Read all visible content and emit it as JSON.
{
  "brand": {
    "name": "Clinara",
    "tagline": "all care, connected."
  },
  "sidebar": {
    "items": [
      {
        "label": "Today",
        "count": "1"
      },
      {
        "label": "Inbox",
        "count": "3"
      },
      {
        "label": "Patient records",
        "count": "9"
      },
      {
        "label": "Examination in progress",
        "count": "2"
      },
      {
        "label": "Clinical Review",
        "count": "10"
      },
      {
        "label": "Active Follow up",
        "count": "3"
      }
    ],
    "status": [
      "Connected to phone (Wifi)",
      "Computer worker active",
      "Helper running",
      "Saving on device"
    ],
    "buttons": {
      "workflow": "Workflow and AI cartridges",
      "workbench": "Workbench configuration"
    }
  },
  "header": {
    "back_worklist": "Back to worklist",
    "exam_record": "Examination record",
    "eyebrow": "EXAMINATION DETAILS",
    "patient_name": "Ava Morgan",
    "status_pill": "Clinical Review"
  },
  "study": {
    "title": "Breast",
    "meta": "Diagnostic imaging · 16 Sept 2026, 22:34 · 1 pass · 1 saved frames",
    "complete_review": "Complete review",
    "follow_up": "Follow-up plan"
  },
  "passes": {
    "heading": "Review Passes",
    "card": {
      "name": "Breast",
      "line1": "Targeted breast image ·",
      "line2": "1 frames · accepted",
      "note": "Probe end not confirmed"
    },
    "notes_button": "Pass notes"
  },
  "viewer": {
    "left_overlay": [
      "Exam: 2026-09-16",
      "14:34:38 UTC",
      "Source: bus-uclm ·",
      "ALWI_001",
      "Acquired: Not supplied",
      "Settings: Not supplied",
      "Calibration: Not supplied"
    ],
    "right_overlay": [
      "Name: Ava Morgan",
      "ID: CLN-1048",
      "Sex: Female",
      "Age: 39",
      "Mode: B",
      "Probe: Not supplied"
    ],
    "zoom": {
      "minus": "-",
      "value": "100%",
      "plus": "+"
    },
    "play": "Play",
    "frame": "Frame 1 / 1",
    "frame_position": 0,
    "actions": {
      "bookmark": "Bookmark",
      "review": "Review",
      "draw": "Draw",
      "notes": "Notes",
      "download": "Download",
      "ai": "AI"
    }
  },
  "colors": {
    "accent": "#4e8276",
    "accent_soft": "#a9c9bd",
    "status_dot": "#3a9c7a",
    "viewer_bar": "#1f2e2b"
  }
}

════════════════════

**Exercise**
Copy in full each line that holds the word "count".

**Reply**
        "count": "1"
        "count": "3"
        "count": "9"
        "count": "2"
        "count": "10"
        "count": "3"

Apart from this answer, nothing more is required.